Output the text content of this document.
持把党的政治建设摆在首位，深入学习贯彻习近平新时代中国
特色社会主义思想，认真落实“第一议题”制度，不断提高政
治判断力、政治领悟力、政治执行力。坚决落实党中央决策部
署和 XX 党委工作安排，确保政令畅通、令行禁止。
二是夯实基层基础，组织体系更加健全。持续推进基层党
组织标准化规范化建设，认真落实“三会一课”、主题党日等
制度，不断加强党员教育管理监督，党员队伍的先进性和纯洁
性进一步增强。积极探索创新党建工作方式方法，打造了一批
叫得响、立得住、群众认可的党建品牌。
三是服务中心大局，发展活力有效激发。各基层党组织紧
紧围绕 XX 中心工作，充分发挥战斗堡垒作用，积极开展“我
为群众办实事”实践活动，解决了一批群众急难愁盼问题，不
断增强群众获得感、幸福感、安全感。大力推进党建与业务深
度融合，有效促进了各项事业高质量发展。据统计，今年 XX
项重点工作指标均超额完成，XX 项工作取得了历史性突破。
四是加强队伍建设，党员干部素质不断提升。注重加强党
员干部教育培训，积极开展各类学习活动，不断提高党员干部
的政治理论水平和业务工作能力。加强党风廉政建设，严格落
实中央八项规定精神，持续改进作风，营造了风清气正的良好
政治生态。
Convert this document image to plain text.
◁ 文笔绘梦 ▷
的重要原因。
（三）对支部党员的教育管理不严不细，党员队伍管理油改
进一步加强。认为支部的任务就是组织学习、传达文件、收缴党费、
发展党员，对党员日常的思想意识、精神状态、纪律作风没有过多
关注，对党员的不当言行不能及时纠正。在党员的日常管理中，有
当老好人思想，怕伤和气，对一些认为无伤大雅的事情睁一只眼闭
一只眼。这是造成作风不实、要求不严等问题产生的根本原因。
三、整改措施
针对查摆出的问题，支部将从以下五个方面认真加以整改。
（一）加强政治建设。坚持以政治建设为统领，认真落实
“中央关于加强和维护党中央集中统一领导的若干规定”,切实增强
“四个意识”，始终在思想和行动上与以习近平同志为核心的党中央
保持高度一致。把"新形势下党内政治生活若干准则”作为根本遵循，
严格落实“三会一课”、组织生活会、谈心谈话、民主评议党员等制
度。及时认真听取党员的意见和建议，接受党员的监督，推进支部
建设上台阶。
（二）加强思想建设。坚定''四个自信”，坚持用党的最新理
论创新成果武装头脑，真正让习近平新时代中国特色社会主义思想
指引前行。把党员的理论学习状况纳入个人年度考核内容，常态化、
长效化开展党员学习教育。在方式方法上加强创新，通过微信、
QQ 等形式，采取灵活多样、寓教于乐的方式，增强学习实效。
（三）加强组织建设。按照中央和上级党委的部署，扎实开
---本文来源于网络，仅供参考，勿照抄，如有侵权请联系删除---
◇ ◇ ◇
▶ _Written task_: Give the listing above again, word for word.

▶ _Solution_:
Output the text content of this document.
持把党的政治建设摆在首位，深入学习贯彻习近平新时代中国
特色社会主义思想，认真落实“第一议题”制度，不断提高政
治判断力、政治领悟力、政治执行力。坚决落实党中央决策部
署和 XX 党委工作安排，确保政令畅通、令行禁止。
二是夯实基层基础，组织体系更加健全。持续推进基层党
组织标准化规范化建设，认真落实“三会一课”、主题党日等
制度，不断加强党员教育管理监督，党员队伍的先进性和纯洁
性进一步增强。积极探索创新党建工作方式方法，打造了一批
叫得响、立得住、群众认可的党建品牌。
三是服务中心大局，发展活力有效激发。各基层党组织紧
紧围绕 XX 中心工作，充分发挥战斗堡垒作用，积极开展“我
为群众办实事”实践活动，解决了一批群众急难愁盼问题，不
断增强群众获得感、幸福感、安全感。大力推进党建与业务深
度融合，有效促进了各项事业高质量发展。据统计，今年 XX
项重点工作指标均超额完成，XX 项工作取得了历史性突破。
四是加强队伍建设，党员干部素质不断提升。注重加强党
员干部教育培训，积极开展各类学习活动，不断提高党员干部
的政治理论水平和业务工作能力。加强党风廉政建设，严格落
实中央八项规定精神，持续改进作风，营造了风清气正的良好
政治生态。
Convert this document image to plain text.
◁ 文笔绘梦 ▷
的重要原因。
（三）对支部党员的教育管理不严不细，党员队伍管理油改
进一步加强。认为支部的任务就是组织学习、传达文件、收缴党费、
发展党员，对党员日常的思想意识、精神状态、纪律作风没有过多
关注，对党员的不当言行不能及时纠正。在党员的日常管理中，有
当老好人思想，怕伤和气，对一些认为无伤大雅的事情睁一只眼闭
一只眼。这是造成作风不实、要求不严等问题产生的根本原因。
三、整改措施
针对查摆出的问题，支部将从以下五个方面认真加以整改。
（一）加强政治建设。坚持以政治建设为统领，认真落实
“中央关于加强和维护党中央集中统一领导的若干规定”,切实增强
“四个意识”，始终在思想和行动上与以习近平同志为核心的党中央
保持高度一致。把"新形势下党内政治生活若干准则”作为根本遵循，
严格落实“三会一课”、组织生活会、谈心谈话、民主评议党员等制
度。及时认真听取党员的意见和建议，接受党员的监督，推进支部
建设上台阶。
（二）加强思想建设。坚定''四个自信”，坚持用党的最新理
论创新成果武装头脑，真正让习近平新时代中国特色社会主义思想
指引前行。把党员的理论学习状况纳入个人年度考核内容，常态化、
长效化开展党员学习教育。在方式方法上加强创新，通过微信、
QQ 等形式，采取灵活多样、寓教于乐的方式，增强学习实效。
（三）加强组织建设。按照中央和上级党委的部署，扎实开
---本文来源于网络，仅供参考，勿照抄，如有侵权请联系删除---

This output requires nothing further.